Your task: Starting at the line that contains "author-handle[interactable]: @JustinRiley7 <box>116" and ending at the line that contains "tweet-text: #BREAKING: JR", give those lines again with "Justin Riley" swapped for "J. Riley" and nothing else altered.

Supplied material:
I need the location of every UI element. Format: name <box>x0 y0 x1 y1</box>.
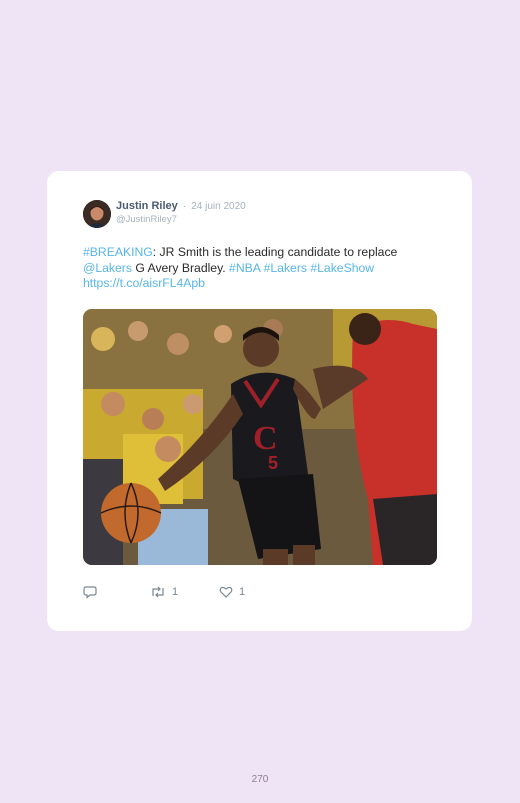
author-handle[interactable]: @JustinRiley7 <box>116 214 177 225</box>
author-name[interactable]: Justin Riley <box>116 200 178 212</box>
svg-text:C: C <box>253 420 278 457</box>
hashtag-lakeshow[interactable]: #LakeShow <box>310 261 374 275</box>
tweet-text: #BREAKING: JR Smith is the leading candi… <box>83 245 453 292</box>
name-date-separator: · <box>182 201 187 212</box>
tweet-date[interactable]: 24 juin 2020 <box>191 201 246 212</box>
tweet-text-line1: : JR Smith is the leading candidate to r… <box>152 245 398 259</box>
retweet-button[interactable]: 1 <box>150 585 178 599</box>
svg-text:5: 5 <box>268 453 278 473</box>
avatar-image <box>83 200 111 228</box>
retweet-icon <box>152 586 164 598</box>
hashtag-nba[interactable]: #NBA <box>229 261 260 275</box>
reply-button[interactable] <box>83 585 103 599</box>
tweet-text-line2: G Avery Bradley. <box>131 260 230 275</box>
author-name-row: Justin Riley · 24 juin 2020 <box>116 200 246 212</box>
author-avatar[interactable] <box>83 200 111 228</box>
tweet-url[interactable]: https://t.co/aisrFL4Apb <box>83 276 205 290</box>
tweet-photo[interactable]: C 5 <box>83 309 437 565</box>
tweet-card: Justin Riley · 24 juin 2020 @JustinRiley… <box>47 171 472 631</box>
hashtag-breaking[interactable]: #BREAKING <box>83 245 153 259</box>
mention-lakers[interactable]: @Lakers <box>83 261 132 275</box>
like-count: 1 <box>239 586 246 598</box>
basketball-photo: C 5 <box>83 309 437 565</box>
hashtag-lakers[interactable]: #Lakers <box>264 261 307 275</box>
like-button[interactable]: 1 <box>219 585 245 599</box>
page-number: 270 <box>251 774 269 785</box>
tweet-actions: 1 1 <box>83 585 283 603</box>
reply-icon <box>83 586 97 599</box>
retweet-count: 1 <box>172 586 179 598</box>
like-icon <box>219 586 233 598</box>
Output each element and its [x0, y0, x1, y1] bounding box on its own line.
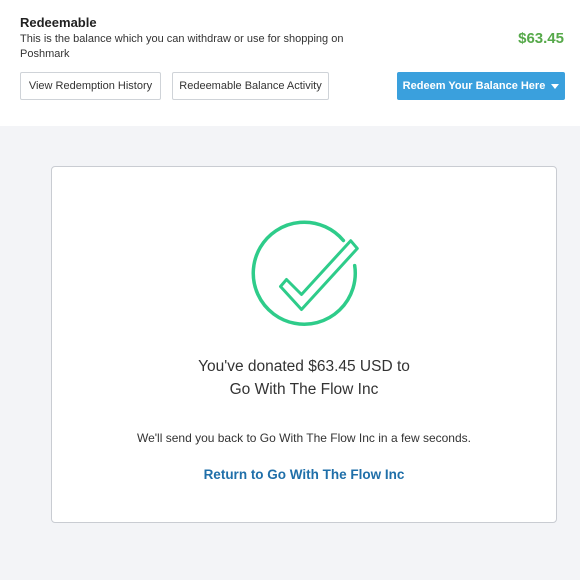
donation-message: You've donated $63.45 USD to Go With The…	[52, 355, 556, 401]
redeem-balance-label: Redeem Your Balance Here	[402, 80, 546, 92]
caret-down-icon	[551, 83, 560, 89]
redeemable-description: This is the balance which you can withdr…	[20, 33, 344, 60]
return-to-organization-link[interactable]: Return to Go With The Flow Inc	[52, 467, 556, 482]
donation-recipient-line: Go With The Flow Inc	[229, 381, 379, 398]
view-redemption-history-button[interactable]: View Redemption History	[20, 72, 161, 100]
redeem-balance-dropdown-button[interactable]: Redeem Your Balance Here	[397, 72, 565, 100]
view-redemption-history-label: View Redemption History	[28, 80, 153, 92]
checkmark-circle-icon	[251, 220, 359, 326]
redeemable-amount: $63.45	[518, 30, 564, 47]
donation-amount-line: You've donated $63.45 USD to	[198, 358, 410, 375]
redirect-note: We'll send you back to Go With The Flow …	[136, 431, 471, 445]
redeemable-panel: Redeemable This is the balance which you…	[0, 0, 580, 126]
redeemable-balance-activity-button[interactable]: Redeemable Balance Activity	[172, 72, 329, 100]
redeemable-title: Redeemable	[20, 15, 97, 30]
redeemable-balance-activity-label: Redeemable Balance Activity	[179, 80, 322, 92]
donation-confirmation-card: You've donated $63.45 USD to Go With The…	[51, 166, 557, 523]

Answer to the exercise:
author-handle[interactable]: @JustinRiley7 <box>116 214 177 225</box>
author-name[interactable]: J. Riley <box>116 200 178 212</box>
svg-text:C: C <box>253 420 278 457</box>
hashtag-lakeshow[interactable]: #LakeShow <box>310 261 374 275</box>
tweet-text: #BREAKING: JR Smith is the leading candi… <box>83 245 453 292</box>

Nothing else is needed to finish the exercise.